> **Provided records**:
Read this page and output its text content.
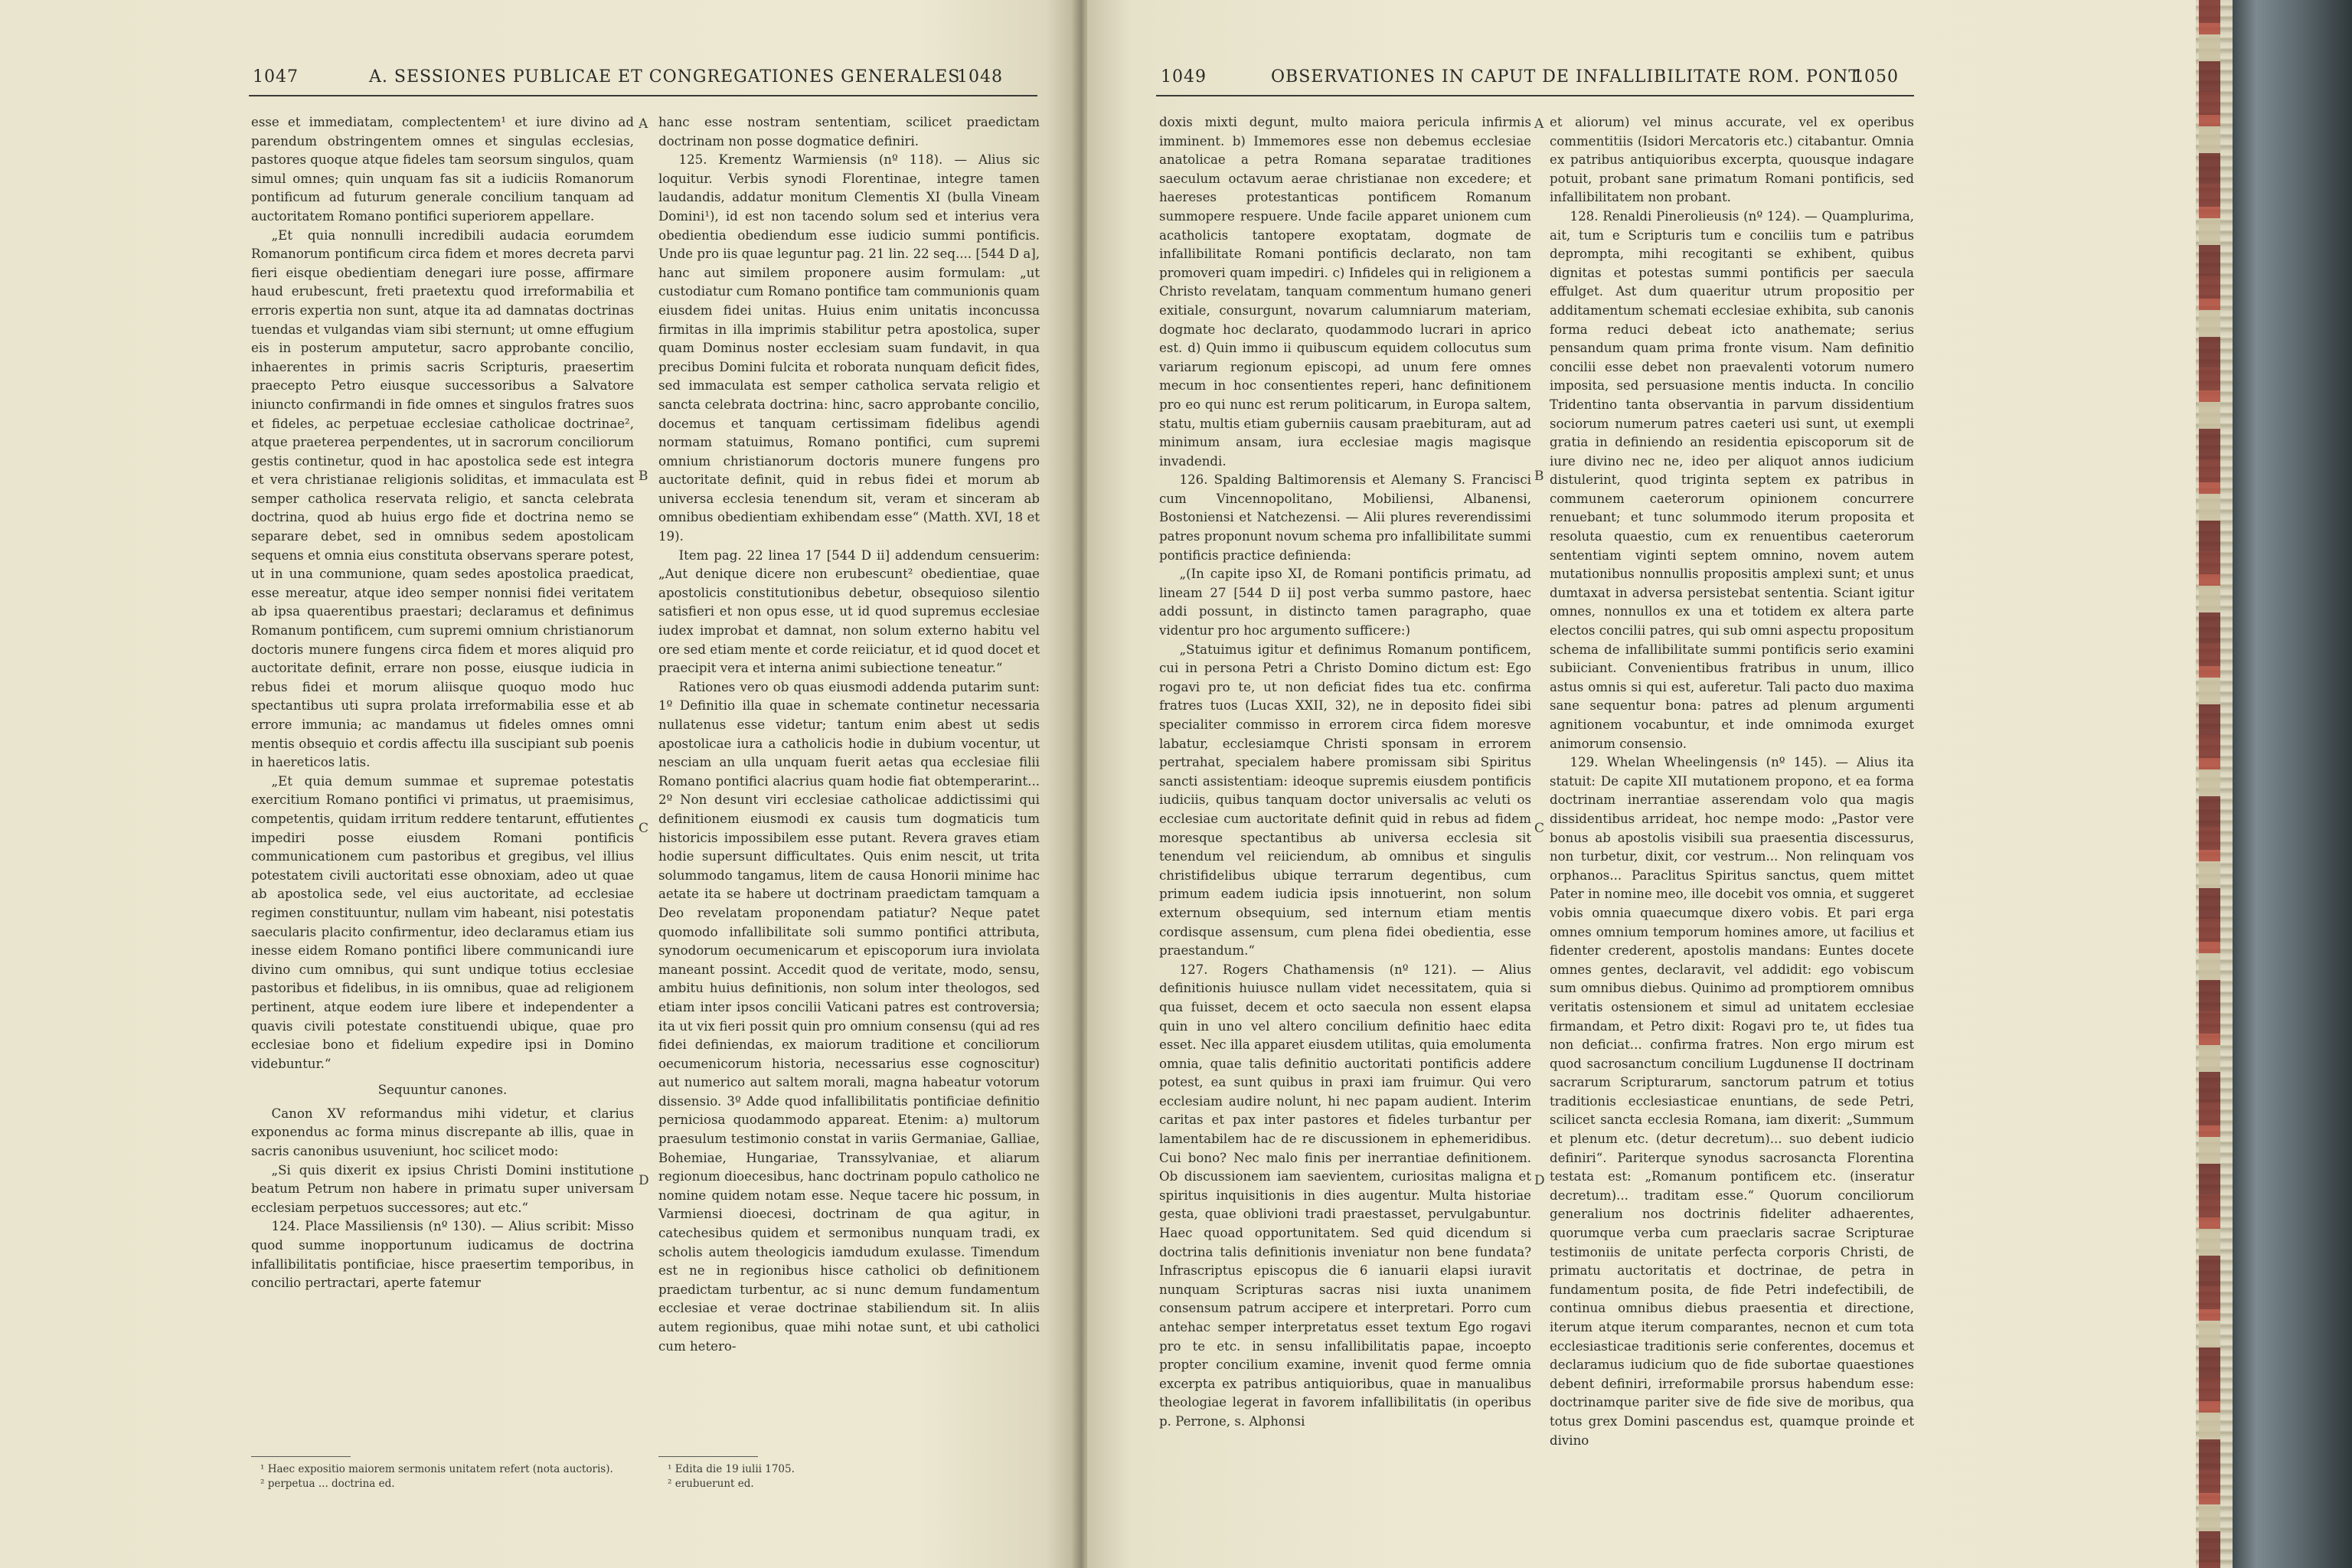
1047	A. SESSIONES PUBLICAE ET CONGREGATIONES GENERALES
1048

esse et immediatam, complectentem¹ et iure divino ad parendum obstringentem omnes et singulas ecclesias, pastores quoque atque fideles tam seorsum singulos, quam simul omnes; quin unquam fas sit a iudiciis Romanorum pontificum ad futurum generale concilium tanquam ad auctoritatem Romano pontifici superiorem appellare.

„Et quia nonnulli incredibili audacia eorumdem Romanorum pontificum circa fidem et mores decreta parvi fieri eisque obedientiam denegari iure posse, affirmare haud erubescunt, freti praetextu quod irreformabilia et erroris expertia non sunt, atque ita ad damnatas doctrinas tuendas et vulgandas viam sibi sternunt; ut omne effugium eis in posterum amputetur, sacro approbante concilio, inhaerentes in primis sacris Scripturis, praesertim praecepto Petro eiusque successoribus a Salvatore iniuncto confirmandi in fide omnes et singulos fratres suos et fideles, ac perpetuae ecclesiae catholicae doctrinae², atque praeterea perpendentes, ut in sacrorum conciliorum gestis continetur, quod in hac apostolica sede est integra et vera christianae religionis soliditas, et immaculata est semper catholica reservata religio, et sancta celebrata doctrina, quod ab huius ergo fide et doctrina nemo se separare debet, sed in omnibus sedem apostolicam sequens et omnia eius constituta observans sperare potest, ut in una communione, quam sedes apostolica praedicat, esse mereatur, atque ideo semper nonnisi fidei veritatem ab ipsa quaerentibus praestari; declaramus et definimus Romanum pontificem, cum supremi omnium christianorum doctoris munere fungens circa fidem et mores aliquid pro auctoritate definit, errare non posse, eiusque iudicia in rebus fidei et morum aliisque quoquo modo huc spectantibus uti supra prolata irreformabilia esse et ab errore immunia; ac mandamus ut fideles omnes omni mentis obsequio et cordis affectu illa suscipiant sub poenis in haereticos latis.

„Et quia demum summae et supremae potestatis exercitium Romano pontifici vi primatus, ut praemisimus, competentis, quidam irritum reddere tentarunt, effutientes impediri posse eiusdem Romani pontificis communicationem cum pastoribus et gregibus, vel illius potestatem civili auctoritati esse obnoxiam, adeo ut quae ab apostolica sede, vel eius auctoritate, ad ecclesiae regimen constituuntur, nullam vim habeant, nisi potestatis saecularis placito confirmentur, ideo declaramus etiam ius inesse eidem Romano pontifici libere communicandi iure divino cum omnibus, qui sunt undique totius ecclesiae pastoribus et fidelibus, in iis omnibus, quae ad religionem pertinent, atque eodem iure libere et independenter a quavis civili potestate constituendi ubique, quae pro ecclesiae bono et fidelium expedire ipsi in Domino videbuntur.“

Sequuntur canones.

Canon XV reformandus mihi videtur, et clarius exponendus ac forma minus discrepante ab illis, quae in sacris canonibus usuveniunt, hoc scilicet modo:

„Si quis dixerit ex ipsius Christi Domini institutione beatum Petrum non habere in primatu super universam ecclesiam perpetuos successores; aut etc.“

124. Place Massiliensis (nº 130). — Alius scribit: Misso quod summe inopportunum iudicamus de doctrina infallibilitatis pontificiae, hisce praesertim temporibus, in concilio pertractari, aperte fatemur

hanc esse nostram sententiam, scilicet praedictam doctrinam non posse dogmatice definiri.

125. Krementz Warmiensis (nº 118). — Alius sic loquitur. Verbis synodi Florentinae, integre tamen laudandis, addatur monitum Clementis XI (bulla Vineam Domini¹), id est non tacendo solum sed et interius vera obedientia obediendum esse iudicio summi pontificis. Unde pro iis quae leguntur pag. 21 lin. 22 seq.... [544 D a], hanc aut similem proponere ausim formulam: „ut custodiatur cum Romano pontifice tam communionis quam eiusdem fidei unitas. Huius enim unitatis inconcussa firmitas in illa imprimis stabilitur petra apostolica, super quam Dominus noster ecclesiam suam fundavit, in qua precibus Domini fulcita et roborata nunquam deficit fides, sed immaculata est semper catholica servata religio et sancta celebrata doctrina: hinc, sacro approbante concilio, docemus et tanquam certissimam fidelibus agendi normam statuimus, Romano pontifici, cum supremi omnium christianorum doctoris munere fungens pro auctoritate definit, quid in rebus fidei et morum ab universa ecclesia tenendum sit, veram et sinceram ab omnibus obedientiam exhibendam esse“ (Matth. XVI, 18 et 19).

Item pag. 22 linea 17 [544 D ii] addendum censuerim: „Aut denique dicere non erubescunt² obedientiae, quae apostolicis constitutionibus debetur, obsequioso silentio satisfieri et non opus esse, ut id quod supremus ecclesiae iudex improbat et damnat, non solum externo habitu vel ore sed etiam mente et corde reiiciatur, et id quod docet et praecipit vera et interna animi subiectione teneatur.“

Rationes vero ob quas eiusmodi addenda putarim sunt: 1º Definitio illa quae in schemate continetur necessaria nullatenus esse videtur; tantum enim abest ut sedis apostolicae iura a catholicis hodie in dubium vocentur, ut nesciam an ulla unquam fuerit aetas qua ecclesiae filii Romano pontifici alacrius quam hodie fiat obtemperarint... 2º Non desunt viri ecclesiae catholicae addictissimi qui definitionem eiusmodi ex causis tum dogmaticis tum historicis impossibilem esse putant. Revera graves etiam hodie supersunt difficultates. Quis enim nescit, ut trita solummodo tangamus, litem de causa Honorii minime hac aetate ita se habere ut doctrinam praedictam tamquam a Deo revelatam proponendam patiatur? Neque patet quomodo infallibilitate soli summo pontifici attributa, synodorum oecumenicarum et episcoporum iura inviolata maneant possint. Accedit quod de veritate, modo, sensu, ambitu huius definitionis, non solum inter theologos, sed etiam inter ipsos concilii Vaticani patres est controversia; ita ut vix fieri possit quin pro omnium consensu (qui ad res fidei definiendas, ex maiorum traditione et conciliorum oecumenicorum historia, necessarius esse cognoscitur) aut numerico aut saltem morali, magna habeatur votorum dissensio. 3º Adde quod infallibilitatis pontificiae definitio perniciosa quodammodo appareat. Etenim: a) multorum praesulum testimonio constat in variis Germaniae, Galliae, Bohemiae, Hungariae, Transsylvaniae, et aliarum regionum dioecesibus, hanc doctrinam populo catholico ne nomine quidem notam esse. Neque tacere hic possum, in Varmiensi dioecesi, doctrinam de qua agitur, in catechesibus quidem et sermonibus nunquam tradi, ex scholis autem theologicis iamdudum exulasse. Timendum est ne in regionibus hisce catholici ob definitionem praedictam turbentur, ac si nunc demum fundamentum ecclesiae et verae doctrinae stabiliendum sit. In aliis autem regionibus, quae mihi notae sunt, et ubi catholici cum hetero-

A
B
C
D
¹ Haec expositio maiorem sermonis unitatem refert (nota auctoris).
² perpetua ... doctrina ed.
¹ Edita die 19 iulii 1705.
² erubuerunt ed.
1049	OBSERVATIONES IN CAPUT DE INFALLIBILITATE ROM. PONT.
1050

doxis mixti degunt, multo maiora pericula infirmis imminent. b) Immemores esse non debemus ecclesiae anatolicae a petra Romana separatae traditiones saeculum octavum aerae christianae non excedere; et haereses protestanticas pontificem Romanum summopere respuere. Unde facile apparet unionem cum acatholicis tantopere exoptatam, dogmate de infallibilitate Romani pontificis declarato, non tam promoveri quam impediri. c) Infideles qui in religionem a Christo revelatam, tanquam commentum humano generi exitiale, consurgunt, novarum calumniarum materiam, dogmate hoc declarato, quodammodo lucrari in aprico est. d) Quin immo ii quibuscum equidem collocutus sum variarum regionum episcopi, ad unum fere omnes mecum in hoc consentientes reperi, hanc definitionem pro eo qui nunc est rerum politicarum, in Europa saltem, statu, multis etiam guberniis causam praebituram, aut ad minimum ansam, iura ecclesiae magis magisque invadendi.

126. Spalding Baltimorensis et Alemany S. Francisci cum Vincennopolitano, Mobiliensi, Albanensi, Bostoniensi et Natchezensi. — Alii plures reverendissimi patres proponunt novum schema pro infallibilitate summi pontificis practice definienda:

„(In capite ipso XI, de Romani pontificis primatu, ad lineam 27 [544 D ii] post verba summo pastore, haec addi possunt, in distincto tamen paragrapho, quae videntur pro hoc argumento sufficere:)

„Statuimus igitur et definimus Romanum pontificem, cui in persona Petri a Christo Domino dictum est: Ego rogavi pro te, ut non deficiat fides tua etc. confirma fratres tuos (Lucas XXII, 32), ne in deposito fidei sibi specialiter commisso in errorem circa fidem moresve labatur, ecclesiamque Christi sponsam in errorem pertrahat, specialem habere promissam sibi Spiritus sancti assistentiam: ideoque supremis eiusdem pontificis iudiciis, quibus tanquam doctor universalis ac veluti os ecclesiae cum auctoritate definit quid in rebus ad fidem moresque spectantibus ab universa ecclesia sit tenendum vel reiiciendum, ab omnibus et singulis christifidelibus ubique terrarum degentibus, cum primum eadem iudicia ipsis innotuerint, non solum externum obsequium, sed internum etiam mentis cordisque assensum, cum plena fidei obedientia, esse praestandum.“

127. Rogers Chathamensis (nº 121). — Alius definitionis huiusce nullam videt necessitatem, quia si qua fuisset, decem et octo saecula non essent elapsa quin in uno vel altero concilium definitio haec edita esset. Nec illa apparet eiusdem utilitas, quia emolumenta omnia, quae talis definitio auctoritati pontificis addere potest, ea sunt quibus in praxi iam fruimur. Qui vero ecclesiam audire nolunt, hi nec papam audient. Interim caritas et pax inter pastores et fideles turbantur per lamentabilem hac de re discussionem in ephemeridibus. Cui bono? Nec malo finis per inerrantiae definitionem. Ob discussionem iam saevientem, curiositas maligna et spiritus inquisitionis in dies augentur. Multa historiae gesta, quae oblivioni tradi praestasset, pervulgabuntur. Haec quoad opportunitatem. Sed quid dicendum si doctrina talis definitionis inveniatur non bene fundata? Infrascriptus episcopus die 6 ianuarii elapsi iuravit nunquam Scripturas sacras nisi iuxta unanimem consensum patrum accipere et interpretari. Porro cum antehac semper interpretatus esset textum Ego rogavi pro te etc. in sensu infallibilitatis papae, incoepto propter concilium examine, invenit quod ferme omnia excerpta ex patribus antiquioribus, quae in manualibus theologiae legerat in favorem infallibilitatis (in operibus p. Perrone, s. Alphonsi

et aliorum) vel minus accurate, vel ex operibus commentitiis (Isidori Mercatoris etc.) citabantur. Omnia ex patribus antiquioribus excerpta, quousque indagare potuit, probant sane primatum Romani pontificis, sed infallibilitatem non probant.

128. Renaldi Pinerolieusis (nº 124). — Quamplurima, ait, tum e Scripturis tum e conciliis tum e patribus deprompta, mihi recogitanti se exhibent, quibus dignitas et potestas summi pontificis per saecula effulget. Ast dum quaeritur utrum propositio per additamentum schemati ecclesiae exhibita, sub canonis forma reduci debeat icto anathemate; serius pensandum quam prima fronte visum. Nam definitio concilii esse debet non praevalenti votorum numero imposita, sed persuasione mentis inducta. In concilio Tridentino tanta observantia in parvum dissidentium sociorum numerum patres caeteri usi sunt, ut exempli gratia in definiendo an residentia episcoporum sit de iure divino nec ne, ideo per aliquot annos iudicium distulerint, quod triginta septem ex patribus in communem caeterorum opinionem concurrere renuebant; et tunc solummodo iterum proposita et resoluta quaestio, cum ex renuentibus caeterorum sententiam viginti septem omnino, novem autem mutationibus nonnullis propositis amplexi sunt; et unus dumtaxat in adversa persistebat sententia. Sciant igitur omnes, nonnullos ex una et totidem ex altera parte electos concilii patres, qui sub omni aspectu propositum schema de infallibilitate summi pontificis serio examini subiiciant. Convenientibus fratribus in unum, illico astus omnis si qui est, auferetur. Tali pacto duo maxima sane sequentur bona: patres ad plenum argumenti agnitionem vocabuntur, et inde omnimoda exurget animorum consensio.

129. Whelan Wheelingensis (nº 145). — Alius ita statuit: De capite XII mutationem propono, et ea forma doctrinam inerrantiae asserendam volo qua magis dissidentibus arrideat, hoc nempe modo: „Pastor vere bonus ab apostolis visibili sua praesentia discessurus, non turbetur, dixit, cor vestrum... Non relinquam vos orphanos... Paraclitus Spiritus sanctus, quem mittet Pater in nomine meo, ille docebit vos omnia, et suggeret vobis omnia quaecumque dixero vobis. Et pari erga omnes omnium temporum homines amore, ut facilius et fidenter crederent, apostolis mandans: Euntes docete omnes gentes, declaravit, vel addidit: ego vobiscum sum omnibus diebus. Quinimo ad promptiorem omnibus veritatis ostensionem et simul ad unitatem ecclesiae firmandam, et Petro dixit: Rogavi pro te, ut fides tua non deficiat... confirma fratres. Non ergo mirum est quod sacrosanctum concilium Lugdunense II doctrinam sacrarum Scripturarum, sanctorum patrum et totius traditionis ecclesiasticae enuntians, de sede Petri, scilicet sancta ecclesia Romana, iam dixerit: „Summum et plenum etc. (detur decretum)... suo debent iudicio definiri“. Pariterque synodus sacrosancta Florentina testata est: „Romanum pontificem etc. (inseratur decretum)... traditam esse.“ Quorum conciliorum generalium nos doctrinis fideliter adhaerentes, quorumque verba cum praeclaris sacrae Scripturae testimoniis de unitate perfecta corporis Christi, de primatu auctoritatis et doctrinae, de petra in fundamentum posita, de fide Petri indefectibili, de continua omnibus diebus praesentia et directione, iterum atque iterum comparantes, necnon et cum tota ecclesiasticae traditionis serie conferentes, docemus et declaramus iudicium quo de fide subortae quaestiones debent definiri, irreformabile prorsus habendum esse: doctrinamque pariter sive de fide sive de moribus, qua totus grex Domini pascendus est, quamque proinde et divino

A
B
C
D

> **Goal**:
Gather up, from the records above, each line where the word "iudiciis" appears.

> **Full output**:
esse et immediatam, complectentem¹ et iure divino ad parendum obstringentem omnes et singulas ecclesias, pastores quoque atque fideles tam seorsum singulos, quam simul omnes; quin unquam fas sit a iudiciis Romanorum pontificum ad futurum generale concilium tanquam ad auctoritatem Romano pontifici superiorem appellare.
„Statuimus igitur et definimus Romanum pontificem, cui in persona Petri a Christo Domino dictum est: Ego rogavi pro te, ut non deficiat fides tua etc. confirma fratres tuos (Lucas XXII, 32), ne in deposito fidei sibi specialiter commisso in errorem circa fidem moresve labatur, ecclesiamque Christi sponsam in errorem pertrahat, specialem habere promissam sibi Spiritus sancti assistentiam: ideoque supremis eiusdem pontificis iudiciis, quibus tanquam doctor universalis ac veluti os ecclesiae cum auctoritate definit quid in rebus ad fidem moresque spectantibus ab universa ecclesia sit tenendum vel reiiciendum, ab omnibus et singulis christifidelibus ubique terrarum degentibus, cum primum eadem iudicia ipsis innotuerint, non solum externum obsequium, sed internum etiam mentis cordisque assensum, cum plena fidei obedientia, esse praestandum.“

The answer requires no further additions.